== Data extract

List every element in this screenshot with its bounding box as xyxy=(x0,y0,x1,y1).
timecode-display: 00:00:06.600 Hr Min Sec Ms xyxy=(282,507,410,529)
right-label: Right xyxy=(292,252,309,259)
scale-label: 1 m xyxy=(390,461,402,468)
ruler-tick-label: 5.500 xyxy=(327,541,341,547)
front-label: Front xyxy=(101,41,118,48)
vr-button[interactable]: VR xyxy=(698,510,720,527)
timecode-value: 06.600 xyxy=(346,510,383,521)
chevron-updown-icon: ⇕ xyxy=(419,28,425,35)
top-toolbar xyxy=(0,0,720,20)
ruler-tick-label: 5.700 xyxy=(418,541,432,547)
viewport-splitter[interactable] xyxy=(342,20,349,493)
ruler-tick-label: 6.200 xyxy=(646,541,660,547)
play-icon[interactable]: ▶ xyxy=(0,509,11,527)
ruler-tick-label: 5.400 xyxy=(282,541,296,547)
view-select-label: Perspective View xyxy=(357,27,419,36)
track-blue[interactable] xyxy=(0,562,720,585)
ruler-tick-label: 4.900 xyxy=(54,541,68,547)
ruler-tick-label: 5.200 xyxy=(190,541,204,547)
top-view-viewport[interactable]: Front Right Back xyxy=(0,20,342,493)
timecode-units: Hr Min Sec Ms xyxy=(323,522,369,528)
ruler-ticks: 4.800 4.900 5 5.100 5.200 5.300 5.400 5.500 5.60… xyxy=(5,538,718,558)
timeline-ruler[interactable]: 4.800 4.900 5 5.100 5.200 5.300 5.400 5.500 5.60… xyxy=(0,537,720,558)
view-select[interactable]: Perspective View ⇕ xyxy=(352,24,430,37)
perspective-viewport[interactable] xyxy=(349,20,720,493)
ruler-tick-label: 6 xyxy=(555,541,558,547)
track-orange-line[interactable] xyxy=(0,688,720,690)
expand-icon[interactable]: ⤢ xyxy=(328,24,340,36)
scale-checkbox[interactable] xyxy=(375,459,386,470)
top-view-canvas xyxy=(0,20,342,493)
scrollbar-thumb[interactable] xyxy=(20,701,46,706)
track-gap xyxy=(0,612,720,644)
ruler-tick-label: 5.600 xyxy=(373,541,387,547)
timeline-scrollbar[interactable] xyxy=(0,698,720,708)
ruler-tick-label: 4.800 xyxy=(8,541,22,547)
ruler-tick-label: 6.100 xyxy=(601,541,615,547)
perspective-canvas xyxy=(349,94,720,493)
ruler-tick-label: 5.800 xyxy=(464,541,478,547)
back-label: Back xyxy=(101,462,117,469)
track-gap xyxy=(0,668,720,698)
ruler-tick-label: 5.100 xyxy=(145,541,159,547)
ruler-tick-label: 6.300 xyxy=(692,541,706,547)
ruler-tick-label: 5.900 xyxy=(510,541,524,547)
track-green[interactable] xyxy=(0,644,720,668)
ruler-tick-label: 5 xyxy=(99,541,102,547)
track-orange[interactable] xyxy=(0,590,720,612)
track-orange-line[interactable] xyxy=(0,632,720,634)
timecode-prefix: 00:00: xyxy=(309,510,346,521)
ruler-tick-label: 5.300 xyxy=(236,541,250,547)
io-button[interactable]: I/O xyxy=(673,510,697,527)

====

* **Requirements**: Recast each line of the data above as a row in a Markdown table with two columns, Number and Record line, leaving out blank lines.

* **Answer**:
| Number | Record line |
|---|---|
| 1 | List every element in this screenshot with its bounding box as xyxy=(x0,y0,x1,y1). |
| 2 | timecode-display: 00:00:06.600 Hr Min Sec Ms xyxy=(282,507,410,529) |
| 3 | right-label: Right xyxy=(292,252,309,259) |
| 4 | scale-label: 1 m xyxy=(390,461,402,468) |
| 5 | ruler-tick-label: 5.500 xyxy=(327,541,341,547) |
| 6 | front-label: Front xyxy=(101,41,118,48) |
| 7 | vr-button[interactable]: VR xyxy=(698,510,720,527) |
| 8 | timecode-value: 06.600 xyxy=(346,510,383,521) |
| 9 | chevron-updown-icon: ⇕ xyxy=(419,28,425,35) |
| 10 | top-toolbar xyxy=(0,0,720,20) |
| 11 | ruler-tick-label: 5.700 xyxy=(418,541,432,547) |
| 12 | viewport-splitter[interactable] xyxy=(342,20,349,493) |
| 13 | ruler-tick-label: 6.200 xyxy=(646,541,660,547) |
| 14 | play-icon[interactable]: ▶ xyxy=(0,509,11,527) |
| 15 | ruler-tick-label: 5.400 xyxy=(282,541,296,547) |
| 16 | view-select-label: Perspective View xyxy=(357,27,419,36) |
| 17 | track-blue[interactable] xyxy=(0,562,720,585) |
| 18 | ruler-tick-label: 4.900 xyxy=(54,541,68,547) |
| 19 | ruler-tick-label: 5.200 xyxy=(190,541,204,547) |
| 20 | top-view-viewport[interactable]: Front Right Back xyxy=(0,20,342,493) |
| 21 | timecode-units: Hr Min Sec Ms xyxy=(323,522,369,528) |
| 22 | ruler-ticks: 4.800 4.900 5 5.100 5.200 5.300 5.400 5.500 5.60… xyxy=(5,538,718,558) |
| 23 | timeline-ruler[interactable]: 4.800 4.900 5 5.100 5.200 5.300 5.400 5.500 5.60… xyxy=(0,537,720,558) |
| 24 | view-select[interactable]: Perspective View ⇕ xyxy=(352,24,430,37) |
| 25 | perspective-viewport[interactable] xyxy=(349,20,720,493) |
| 26 | ruler-tick-label: 6 xyxy=(555,541,558,547) |
| 27 | track-orange-line[interactable] xyxy=(0,688,720,690) |
| 28 | expand-icon[interactable]: ⤢ xyxy=(328,24,340,36) |
| 29 | scale-checkbox[interactable] xyxy=(375,459,386,470) |
| 30 | top-view-canvas xyxy=(0,20,342,493) |
| 31 | scrollbar-thumb[interactable] xyxy=(20,701,46,706) |
| 32 | track-gap xyxy=(0,612,720,644) |
| 33 | ruler-tick-label: 5.600 xyxy=(373,541,387,547) |
| 34 | timeline-scrollbar[interactable] xyxy=(0,698,720,708) |
| 35 | ruler-tick-label: 4.800 xyxy=(8,541,22,547) |
| 36 | ruler-tick-label: 6.100 xyxy=(601,541,615,547) |
| 37 | perspective-canvas xyxy=(349,94,720,493) |
| 38 | ruler-tick-label: 5.800 xyxy=(464,541,478,547) |
| 39 | back-label: Back xyxy=(101,462,117,469) |
| 40 | track-gap xyxy=(0,668,720,698) |
| 41 | ruler-tick-label: 5.100 xyxy=(145,541,159,547) |
| 42 | ruler-tick-label: 6.300 xyxy=(692,541,706,547) |
| 43 | ruler-tick-label: 5.900 xyxy=(510,541,524,547) |
| 44 | track-green[interactable] xyxy=(0,644,720,668) |
| 45 | ruler-tick-label: 5 xyxy=(99,541,102,547) |
| 46 | track-orange[interactable] xyxy=(0,590,720,612) |
| 47 | track-orange-line[interactable] xyxy=(0,632,720,634) |
| 48 | timecode-prefix: 00:00: xyxy=(309,510,346,521) |
| 49 | ruler-tick-label: 5.300 xyxy=(236,541,250,547) |
| 50 | io-button[interactable]: I/O xyxy=(673,510,697,527) |